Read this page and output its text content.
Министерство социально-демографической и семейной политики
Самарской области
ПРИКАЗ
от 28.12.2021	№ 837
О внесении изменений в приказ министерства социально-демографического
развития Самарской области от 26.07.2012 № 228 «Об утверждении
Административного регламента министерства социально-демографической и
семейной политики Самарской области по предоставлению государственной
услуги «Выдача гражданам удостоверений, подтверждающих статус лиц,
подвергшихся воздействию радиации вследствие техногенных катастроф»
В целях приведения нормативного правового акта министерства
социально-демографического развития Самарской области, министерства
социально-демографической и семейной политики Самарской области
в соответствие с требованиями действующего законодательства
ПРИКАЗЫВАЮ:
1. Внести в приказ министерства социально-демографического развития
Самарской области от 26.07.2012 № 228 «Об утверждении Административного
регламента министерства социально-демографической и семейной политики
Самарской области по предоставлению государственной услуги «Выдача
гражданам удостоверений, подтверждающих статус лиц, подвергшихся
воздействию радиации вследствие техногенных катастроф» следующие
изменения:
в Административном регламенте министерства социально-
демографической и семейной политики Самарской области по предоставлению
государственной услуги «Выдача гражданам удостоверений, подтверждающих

════════════════

▸ **WHAT THIS TASK INVOLVES**:
Generate an exact reproduction of all entries.

▸ **SOLUTION FOR THIS EXERCISE**:
Read this page and output its text content.
Министерство социально-демографической и семейной политики
Самарской области
ПРИКАЗ
от 28.12.2021	№ 837
О внесении изменений в приказ министерства социально-демографического
развития Самарской области от 26.07.2012 № 228 «Об утверждении
Административного регламента министерства социально-демографической и
семейной политики Самарской области по предоставлению государственной
услуги «Выдача гражданам удостоверений, подтверждающих статус лиц,
подвергшихся воздействию радиации вследствие техногенных катастроф»
В целях приведения нормативного правового акта министерства
социально-демографического развития Самарской области, министерства
социально-демографической и семейной политики Самарской области
в соответствие с требованиями действующего законодательства
ПРИКАЗЫВАЮ:
1. Внести в приказ министерства социально-демографического развития
Самарской области от 26.07.2012 № 228 «Об утверждении Административного
регламента министерства социально-демографической и семейной политики
Самарской области по предоставлению государственной услуги «Выдача
гражданам удостоверений, подтверждающих статус лиц, подвергшихся
воздействию радиации вследствие техногенных катастроф» следующие
изменения:
в Административном регламенте министерства социально-
демографической и семейной политики Самарской области по предоставлению
государственной услуги «Выдача гражданам удостоверений, подтверждающих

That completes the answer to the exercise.